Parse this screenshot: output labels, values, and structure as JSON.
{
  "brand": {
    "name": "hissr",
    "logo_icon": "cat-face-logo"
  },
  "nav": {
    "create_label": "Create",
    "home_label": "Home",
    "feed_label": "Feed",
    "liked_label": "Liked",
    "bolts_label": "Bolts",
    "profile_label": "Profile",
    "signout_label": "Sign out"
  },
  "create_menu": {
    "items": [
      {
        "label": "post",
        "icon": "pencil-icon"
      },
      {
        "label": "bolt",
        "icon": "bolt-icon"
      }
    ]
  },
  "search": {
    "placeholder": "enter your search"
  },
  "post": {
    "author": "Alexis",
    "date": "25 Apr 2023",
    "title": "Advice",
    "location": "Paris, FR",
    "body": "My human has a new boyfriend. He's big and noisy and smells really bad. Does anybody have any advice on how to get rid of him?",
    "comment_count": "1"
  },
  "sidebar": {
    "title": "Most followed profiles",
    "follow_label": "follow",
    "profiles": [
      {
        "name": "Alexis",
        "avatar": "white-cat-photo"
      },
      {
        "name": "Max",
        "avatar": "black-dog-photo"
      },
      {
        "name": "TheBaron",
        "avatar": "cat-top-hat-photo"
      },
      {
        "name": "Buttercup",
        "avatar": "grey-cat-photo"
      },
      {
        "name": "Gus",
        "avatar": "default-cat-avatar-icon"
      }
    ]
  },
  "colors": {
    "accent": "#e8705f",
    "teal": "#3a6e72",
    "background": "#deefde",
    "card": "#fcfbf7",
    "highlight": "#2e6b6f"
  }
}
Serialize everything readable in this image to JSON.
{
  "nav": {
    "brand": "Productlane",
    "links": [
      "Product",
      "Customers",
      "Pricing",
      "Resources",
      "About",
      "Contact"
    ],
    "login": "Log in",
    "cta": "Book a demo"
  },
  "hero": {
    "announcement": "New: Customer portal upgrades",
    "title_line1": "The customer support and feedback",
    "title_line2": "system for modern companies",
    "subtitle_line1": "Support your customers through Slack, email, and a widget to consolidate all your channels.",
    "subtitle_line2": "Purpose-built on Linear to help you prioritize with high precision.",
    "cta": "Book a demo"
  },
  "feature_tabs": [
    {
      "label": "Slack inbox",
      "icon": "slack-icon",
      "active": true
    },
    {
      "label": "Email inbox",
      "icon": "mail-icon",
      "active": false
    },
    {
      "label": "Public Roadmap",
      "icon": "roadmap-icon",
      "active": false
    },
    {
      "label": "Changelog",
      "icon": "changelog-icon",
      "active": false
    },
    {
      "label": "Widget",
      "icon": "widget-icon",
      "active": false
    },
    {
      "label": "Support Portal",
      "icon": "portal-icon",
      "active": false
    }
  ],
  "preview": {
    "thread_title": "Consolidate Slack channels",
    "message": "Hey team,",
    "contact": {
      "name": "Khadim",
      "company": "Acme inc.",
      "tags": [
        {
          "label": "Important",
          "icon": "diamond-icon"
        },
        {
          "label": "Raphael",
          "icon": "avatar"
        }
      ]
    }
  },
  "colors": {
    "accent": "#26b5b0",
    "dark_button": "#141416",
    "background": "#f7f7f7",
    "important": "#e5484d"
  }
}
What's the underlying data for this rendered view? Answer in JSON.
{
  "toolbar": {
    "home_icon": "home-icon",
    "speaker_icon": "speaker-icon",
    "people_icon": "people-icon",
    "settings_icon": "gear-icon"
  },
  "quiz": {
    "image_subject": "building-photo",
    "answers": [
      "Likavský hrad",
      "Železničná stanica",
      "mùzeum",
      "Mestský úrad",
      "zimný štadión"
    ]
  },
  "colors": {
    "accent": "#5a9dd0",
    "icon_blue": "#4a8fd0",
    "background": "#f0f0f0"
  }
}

____

## [WHAT THIS TASK INVOLVES]
Output the full listing exactly as it stands.

## [THE RESPONSE]
Parse this screenshot: output labels, values, and structure as JSON.
{
  "brand": {
    "name": "hissr",
    "logo_icon": "cat-face-logo"
  },
  "nav": {
    "create_label": "Create",
    "home_label": "Home",
    "feed_label": "Feed",
    "liked_label": "Liked",
    "bolts_label": "Bolts",
    "profile_label": "Profile",
    "signout_label": "Sign out"
  },
  "create_menu": {
    "items": [
      {
        "label": "post",
        "icon": "pencil-icon"
      },
      {
        "label": "bolt",
        "icon": "bolt-icon"
      }
    ]
  },
  "search": {
    "placeholder": "enter your search"
  },
  "post": {
    "author": "Alexis",
    "date": "25 Apr 2023",
    "title": "Advice",
    "location": "Paris, FR",
    "body": "My human has a new boyfriend. He's big and noisy and smells really bad. Does anybody have any advice on how to get rid of him?",
    "comment_count": "1"
  },
  "sidebar": {
    "title": "Most followed profiles",
    "follow_label": "follow",
    "profiles": [
      {
        "name": "Alexis",
        "avatar": "white-cat-photo"
      },
      {
        "name": "Max",
        "avatar": "black-dog-photo"
      },
      {
        "name": "TheBaron",
        "avatar": "cat-top-hat-photo"
      },
      {
        "name": "Buttercup",
        "avatar": "grey-cat-photo"
      },
      {
        "name": "Gus",
        "avatar": "default-cat-avatar-icon"
      }
    ]
  },
  "colors": {
    "accent": "#e8705f",
    "teal": "#3a6e72",
    "background": "#deefde",
    "card": "#fcfbf7",
    "highlight": "#2e6b6f"
  }
}
Serialize everything readable in this image to JSON.
{
  "nav": {
    "brand": "Productlane",
    "links": [
      "Product",
      "Customers",
      "Pricing",
      "Resources",
      "About",
      "Contact"
    ],
    "login": "Log in",
    "cta": "Book a demo"
  },
  "hero": {
    "announcement": "New: Customer portal upgrades",
    "title_line1": "The customer support and feedback",
    "title_line2": "system for modern companies",
    "subtitle_line1": "Support your customers through Slack, email, and a widget to consolidate all your channels.",
    "subtitle_line2": "Purpose-built on Linear to help you prioritize with high precision.",
    "cta": "Book a demo"
  },
  "feature_tabs": [
    {
      "label": "Slack inbox",
      "icon": "slack-icon",
      "active": true
    },
    {
      "label": "Email inbox",
      "icon": "mail-icon",
      "active": false
    },
    {
      "label": "Public Roadmap",
      "icon": "roadmap-icon",
      "active": false
    },
    {
      "label": "Changelog",
      "icon": "changelog-icon",
      "active": false
    },
    {
      "label": "Widget",
      "icon": "widget-icon",
      "active": false
    },
    {
      "label": "Support Portal",
      "icon": "portal-icon",
      "active": false
    }
  ],
  "preview": {
    "thread_title": "Consolidate Slack channels",
    "message": "Hey team,",
    "contact": {
      "name": "Khadim",
      "company": "Acme inc.",
      "tags": [
        {
          "label": "Important",
          "icon": "diamond-icon"
        },
        {
          "label": "Raphael",
          "icon": "avatar"
        }
      ]
    }
  },
  "colors": {
    "accent": "#26b5b0",
    "dark_button": "#141416",
    "background": "#f7f7f7",
    "important": "#e5484d"
  }
}
What's the underlying data for this rendered view? Answer in JSON.
{
  "toolbar": {
    "home_icon": "home-icon",
    "speaker_icon": "speaker-icon",
    "people_icon": "people-icon",
    "settings_icon": "gear-icon"
  },
  "quiz": {
    "image_subject": "building-photo",
    "answers": [
      "Likavský hrad",
      "Železničná stanica",
      "mùzeum",
      "Mestský úrad",
      "zimný štadión"
    ]
  },
  "colors": {
    "accent": "#5a9dd0",
    "icon_blue": "#4a8fd0",
    "background": "#f0f0f0"
  }
}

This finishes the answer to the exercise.